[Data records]
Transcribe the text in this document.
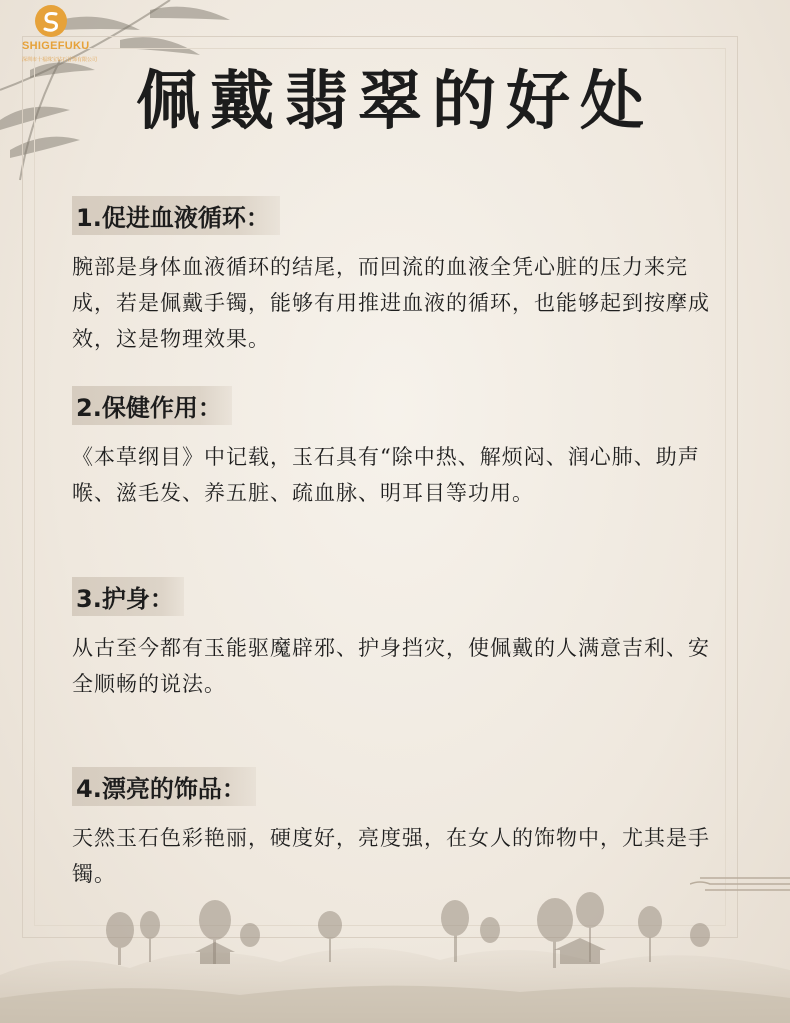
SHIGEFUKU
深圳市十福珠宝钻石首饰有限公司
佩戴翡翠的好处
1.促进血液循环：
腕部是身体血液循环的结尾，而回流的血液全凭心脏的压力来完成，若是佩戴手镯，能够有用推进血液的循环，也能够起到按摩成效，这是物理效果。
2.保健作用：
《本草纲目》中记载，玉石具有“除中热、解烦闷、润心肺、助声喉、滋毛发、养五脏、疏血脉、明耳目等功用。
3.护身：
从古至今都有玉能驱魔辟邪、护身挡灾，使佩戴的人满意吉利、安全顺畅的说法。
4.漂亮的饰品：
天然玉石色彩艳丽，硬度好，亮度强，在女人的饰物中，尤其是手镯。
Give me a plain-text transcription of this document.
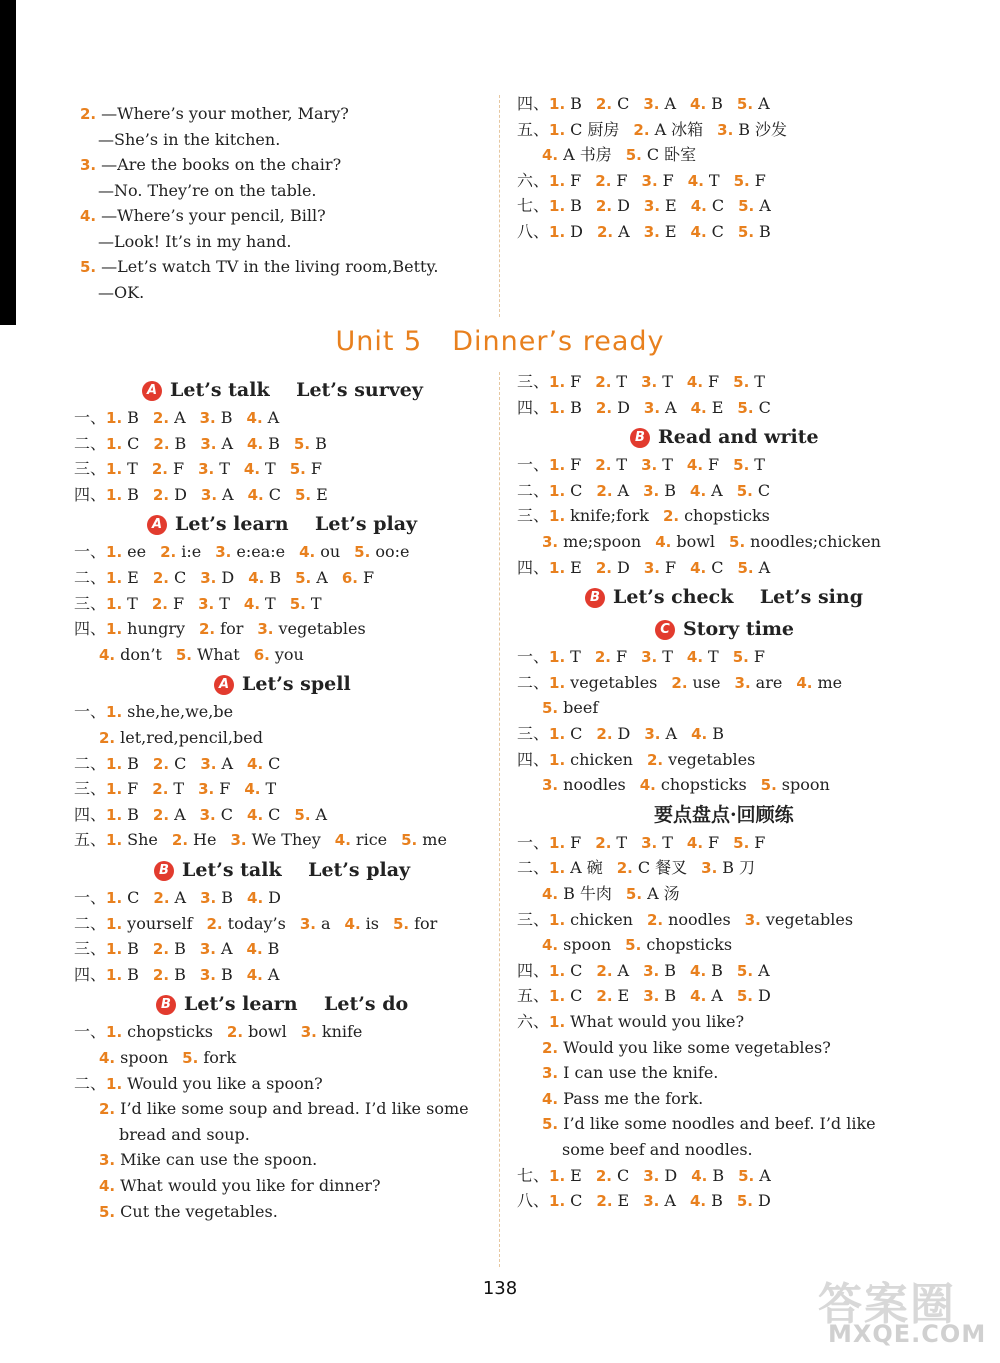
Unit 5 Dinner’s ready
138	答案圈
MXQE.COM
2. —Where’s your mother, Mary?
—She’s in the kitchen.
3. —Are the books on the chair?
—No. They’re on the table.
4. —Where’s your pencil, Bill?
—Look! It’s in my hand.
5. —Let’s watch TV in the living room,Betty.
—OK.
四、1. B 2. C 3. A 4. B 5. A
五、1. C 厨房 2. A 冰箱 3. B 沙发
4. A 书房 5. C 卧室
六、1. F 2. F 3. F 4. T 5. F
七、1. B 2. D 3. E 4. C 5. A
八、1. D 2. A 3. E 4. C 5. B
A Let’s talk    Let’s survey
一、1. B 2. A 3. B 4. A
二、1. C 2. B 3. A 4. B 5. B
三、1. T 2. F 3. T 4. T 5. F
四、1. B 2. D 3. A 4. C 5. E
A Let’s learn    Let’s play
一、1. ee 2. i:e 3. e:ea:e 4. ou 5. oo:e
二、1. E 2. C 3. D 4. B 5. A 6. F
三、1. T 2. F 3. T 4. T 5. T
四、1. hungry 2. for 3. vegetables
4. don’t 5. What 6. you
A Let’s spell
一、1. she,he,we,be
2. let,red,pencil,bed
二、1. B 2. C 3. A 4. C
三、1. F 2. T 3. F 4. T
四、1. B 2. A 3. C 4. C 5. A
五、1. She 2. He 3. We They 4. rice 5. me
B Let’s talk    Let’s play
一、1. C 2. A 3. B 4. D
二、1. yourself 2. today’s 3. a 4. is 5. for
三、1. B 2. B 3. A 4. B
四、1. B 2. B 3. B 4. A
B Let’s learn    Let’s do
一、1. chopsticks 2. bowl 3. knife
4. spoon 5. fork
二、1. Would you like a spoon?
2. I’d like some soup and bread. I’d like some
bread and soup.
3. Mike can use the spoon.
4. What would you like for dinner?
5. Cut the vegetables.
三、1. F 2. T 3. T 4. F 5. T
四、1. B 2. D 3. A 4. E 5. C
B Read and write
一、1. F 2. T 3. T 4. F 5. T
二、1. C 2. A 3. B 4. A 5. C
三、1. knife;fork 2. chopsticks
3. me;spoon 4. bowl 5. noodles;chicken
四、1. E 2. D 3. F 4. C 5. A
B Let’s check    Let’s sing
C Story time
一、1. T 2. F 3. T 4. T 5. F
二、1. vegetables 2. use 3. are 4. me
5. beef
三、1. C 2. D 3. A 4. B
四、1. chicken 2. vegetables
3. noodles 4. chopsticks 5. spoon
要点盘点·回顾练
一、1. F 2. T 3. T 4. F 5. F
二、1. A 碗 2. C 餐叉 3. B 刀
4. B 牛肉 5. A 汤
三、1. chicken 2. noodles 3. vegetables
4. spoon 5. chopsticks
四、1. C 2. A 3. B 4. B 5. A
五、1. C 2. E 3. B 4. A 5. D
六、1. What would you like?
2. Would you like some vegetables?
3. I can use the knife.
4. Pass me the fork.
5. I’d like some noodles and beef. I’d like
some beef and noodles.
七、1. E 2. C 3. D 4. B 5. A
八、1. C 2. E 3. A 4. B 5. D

-- What the task requires --
Leaving all pictures aside, quote each record exactly.

-- Completed task --
Transcribe the text in this document.
SHIGEFUKU
深圳市十福珠宝钻石首饰有限公司
佩戴翡翠的好处
1.促进血液循环：
腕部是身体血液循环的结尾，而回流的血液全凭心脏的压力来完成，若是佩戴手镯，能够有用推进血液的循环，也能够起到按摩成效，这是物理效果。
2.保健作用：
《本草纲目》中记载，玉石具有“除中热、解烦闷、润心肺、助声喉、滋毛发、养五脏、疏血脉、明耳目等功用。
3.护身：
从古至今都有玉能驱魔辟邪、护身挡灾，使佩戴的人满意吉利、安全顺畅的说法。
4.漂亮的饰品：
天然玉石色彩艳丽，硬度好，亮度强，在女人的饰物中，尤其是手镯。
Give me a plain-text transcription of this document.
Unit 5 Dinner’s ready
138	答案圈
MXQE.COM
2. —Where’s your mother, Mary?
—She’s in the kitchen.
3. —Are the books on the chair?
—No. They’re on the table.
4. —Where’s your pencil, Bill?
—Look! It’s in my hand.
5. —Let’s watch TV in the living room,Betty.
—OK.
四、1. B 2. C 3. A 4. B 5. A
五、1. C 厨房 2. A 冰箱 3. B 沙发
4. A 书房 5. C 卧室
六、1. F 2. F 3. F 4. T 5. F
七、1. B 2. D 3. E 4. C 5. A
八、1. D 2. A 3. E 4. C 5. B
A Let’s talk    Let’s survey
一、1. B 2. A 3. B 4. A
二、1. C 2. B 3. A 4. B 5. B
三、1. T 2. F 3. T 4. T 5. F
四、1. B 2. D 3. A 4. C 5. E
A Let’s learn    Let’s play
一、1. ee 2. i:e 3. e:ea:e 4. ou 5. oo:e
二、1. E 2. C 3. D 4. B 5. A 6. F
三、1. T 2. F 3. T 4. T 5. T
四、1. hungry 2. for 3. vegetables
4. don’t 5. What 6. you
A Let’s spell
一、1. she,he,we,be
2. let,red,pencil,bed
二、1. B 2. C 3. A 4. C
三、1. F 2. T 3. F 4. T
四、1. B 2. A 3. C 4. C 5. A
五、1. She 2. He 3. We They 4. rice 5. me
B Let’s talk    Let’s play
一、1. C 2. A 3. B 4. D
二、1. yourself 2. today’s 3. a 4. is 5. for
三、1. B 2. B 3. A 4. B
四、1. B 2. B 3. B 4. A
B Let’s learn    Let’s do
一、1. chopsticks 2. bowl 3. knife
4. spoon 5. fork
二、1. Would you like a spoon?
2. I’d like some soup and bread. I’d like some
bread and soup.
3. Mike can use the spoon.
4. What would you like for dinner?
5. Cut the vegetables.
三、1. F 2. T 3. T 4. F 5. T
四、1. B 2. D 3. A 4. E 5. C
B Read and write
一、1. F 2. T 3. T 4. F 5. T
二、1. C 2. A 3. B 4. A 5. C
三、1. knife;fork 2. chopsticks
3. me;spoon 4. bowl 5. noodles;chicken
四、1. E 2. D 3. F 4. C 5. A
B Let’s check    Let’s sing
C Story time
一、1. T 2. F 3. T 4. T 5. F
二、1. vegetables 2. use 3. are 4. me
5. beef
三、1. C 2. D 3. A 4. B
四、1. chicken 2. vegetables
3. noodles 4. chopsticks 5. spoon
要点盘点·回顾练
一、1. F 2. T 3. T 4. F 5. F
二、1. A 碗 2. C 餐叉 3. B 刀
4. B 牛肉 5. A 汤
三、1. chicken 2. noodles 3. vegetables
4. spoon 5. chopsticks
四、1. C 2. A 3. B 4. B 5. A
五、1. C 2. E 3. B 4. A 5. D
六、1. What would you like?
2. Would you like some vegetables?
3. I can use the knife.
4. Pass me the fork.
5. I’d like some noodles and beef. I’d like
some beef and noodles.
七、1. E 2. C 3. D 4. B 5. A
八、1. C 2. E 3. A 4. B 5. D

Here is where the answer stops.